* [Your instructions]: Transcribe all of the material exactly. Any picture in it should be left out.

* [Records to process]:
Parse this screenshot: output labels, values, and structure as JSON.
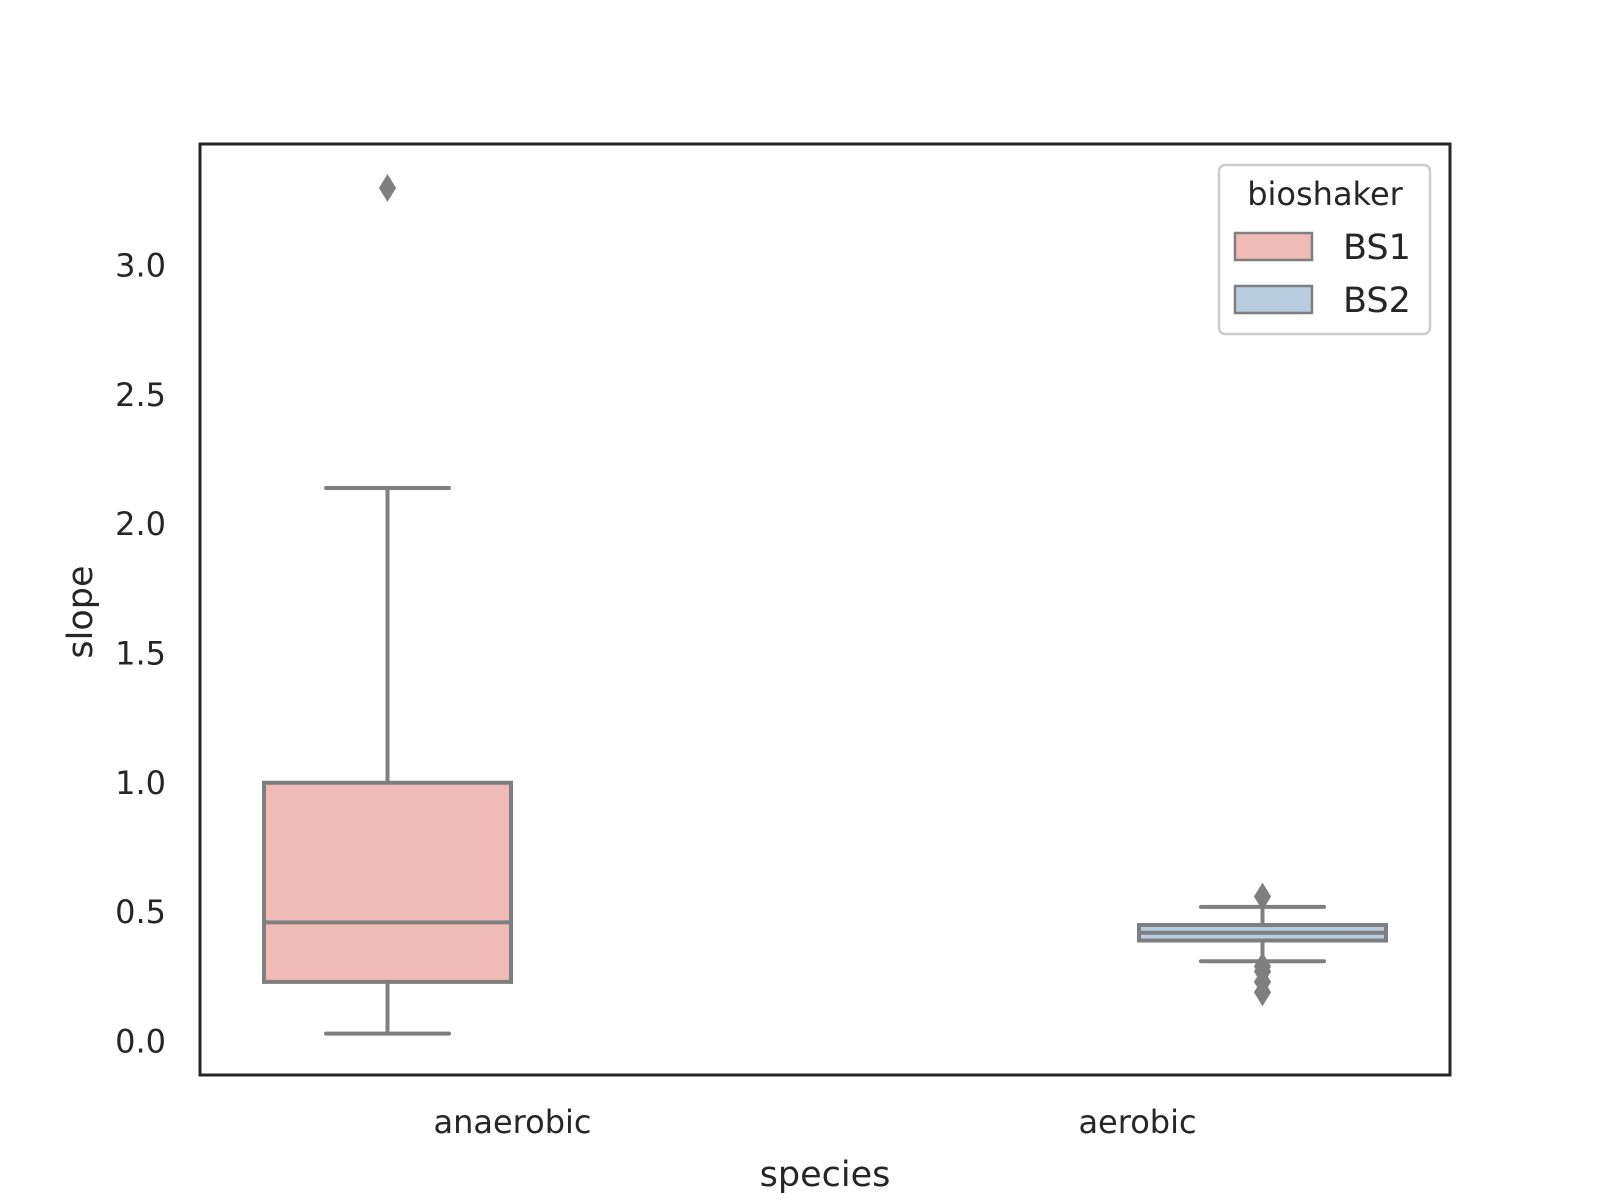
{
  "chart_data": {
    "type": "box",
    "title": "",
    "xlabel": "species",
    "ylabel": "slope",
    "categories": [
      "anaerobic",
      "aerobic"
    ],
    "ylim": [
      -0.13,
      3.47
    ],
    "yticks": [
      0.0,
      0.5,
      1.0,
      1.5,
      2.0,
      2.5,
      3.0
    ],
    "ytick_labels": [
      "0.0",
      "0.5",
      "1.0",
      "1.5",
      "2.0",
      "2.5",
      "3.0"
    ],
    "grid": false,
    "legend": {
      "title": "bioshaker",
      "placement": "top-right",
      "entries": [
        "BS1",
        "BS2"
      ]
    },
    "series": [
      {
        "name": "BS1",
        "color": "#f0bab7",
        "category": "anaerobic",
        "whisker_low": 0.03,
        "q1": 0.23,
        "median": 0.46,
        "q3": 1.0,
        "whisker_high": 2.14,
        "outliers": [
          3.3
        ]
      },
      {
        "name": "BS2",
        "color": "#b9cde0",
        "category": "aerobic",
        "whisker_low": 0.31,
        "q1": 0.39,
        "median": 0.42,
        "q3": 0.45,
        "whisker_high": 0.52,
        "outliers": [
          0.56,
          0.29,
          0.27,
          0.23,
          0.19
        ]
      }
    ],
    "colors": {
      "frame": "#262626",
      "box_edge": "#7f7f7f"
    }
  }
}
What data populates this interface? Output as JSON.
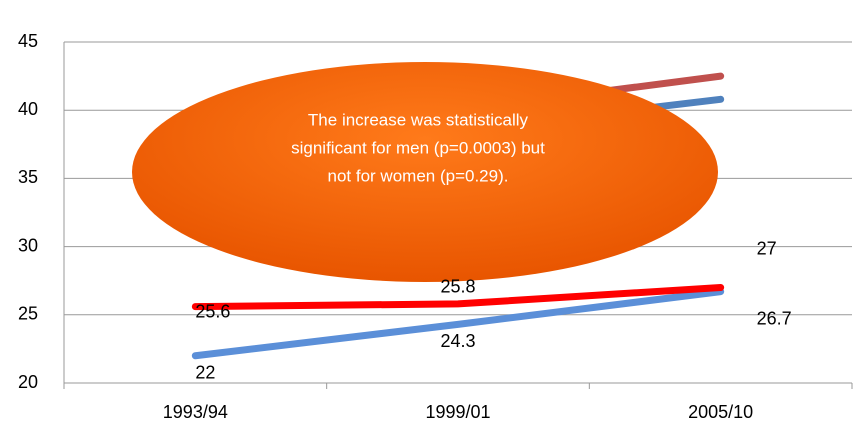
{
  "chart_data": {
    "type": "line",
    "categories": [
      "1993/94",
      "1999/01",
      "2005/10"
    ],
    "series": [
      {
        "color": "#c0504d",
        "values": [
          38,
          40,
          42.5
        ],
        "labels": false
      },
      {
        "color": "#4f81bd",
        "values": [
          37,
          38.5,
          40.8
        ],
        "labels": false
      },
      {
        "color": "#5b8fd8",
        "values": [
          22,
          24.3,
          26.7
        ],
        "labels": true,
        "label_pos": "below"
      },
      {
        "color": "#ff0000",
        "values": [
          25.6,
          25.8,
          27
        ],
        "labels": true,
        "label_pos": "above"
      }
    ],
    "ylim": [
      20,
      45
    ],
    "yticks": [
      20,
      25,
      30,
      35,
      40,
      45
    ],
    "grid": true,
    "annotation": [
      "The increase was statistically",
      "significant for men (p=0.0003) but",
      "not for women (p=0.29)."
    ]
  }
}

* [Problem solution]:
Parse this screenshot: output labels, values, and structure as JSON.
{
  "chart_data": {
    "type": "box",
    "title": "",
    "xlabel": "species",
    "ylabel": "slope",
    "categories": [
      "anaerobic",
      "aerobic"
    ],
    "ylim": [
      -0.13,
      3.47
    ],
    "yticks": [
      0.0,
      0.5,
      1.0,
      1.5,
      2.0,
      2.5,
      3.0
    ],
    "ytick_labels": [
      "0.0",
      "0.5",
      "1.0",
      "1.5",
      "2.0",
      "2.5",
      "3.0"
    ],
    "grid": false,
    "legend": {
      "title": "bioshaker",
      "placement": "top-right",
      "entries": [
        "BS1",
        "BS2"
      ]
    },
    "series": [
      {
        "name": "BS1",
        "color": "#f0bab7",
        "category": "anaerobic",
        "whisker_low": 0.03,
        "q1": 0.23,
        "median": 0.46,
        "q3": 1.0,
        "whisker_high": 2.14,
        "outliers": [
          3.3
        ]
      },
      {
        "name": "BS2",
        "color": "#b9cde0",
        "category": "aerobic",
        "whisker_low": 0.31,
        "q1": 0.39,
        "median": 0.42,
        "q3": 0.45,
        "whisker_high": 0.52,
        "outliers": [
          0.56,
          0.29,
          0.27,
          0.23,
          0.19
        ]
      }
    ],
    "colors": {
      "frame": "#262626",
      "box_edge": "#7f7f7f"
    }
  }
}
What data populates this interface? Output as JSON.
{
  "chart_data": {
    "type": "line",
    "categories": [
      "1993/94",
      "1999/01",
      "2005/10"
    ],
    "series": [
      {
        "color": "#c0504d",
        "values": [
          38,
          40,
          42.5
        ],
        "labels": false
      },
      {
        "color": "#4f81bd",
        "values": [
          37,
          38.5,
          40.8
        ],
        "labels": false
      },
      {
        "color": "#5b8fd8",
        "values": [
          22,
          24.3,
          26.7
        ],
        "labels": true,
        "label_pos": "below"
      },
      {
        "color": "#ff0000",
        "values": [
          25.6,
          25.8,
          27
        ],
        "labels": true,
        "label_pos": "above"
      }
    ],
    "ylim": [
      20,
      45
    ],
    "yticks": [
      20,
      25,
      30,
      35,
      40,
      45
    ],
    "grid": true,
    "annotation": [
      "The increase was statistically",
      "significant for men (p=0.0003) but",
      "not for women (p=0.29)."
    ]
  }
}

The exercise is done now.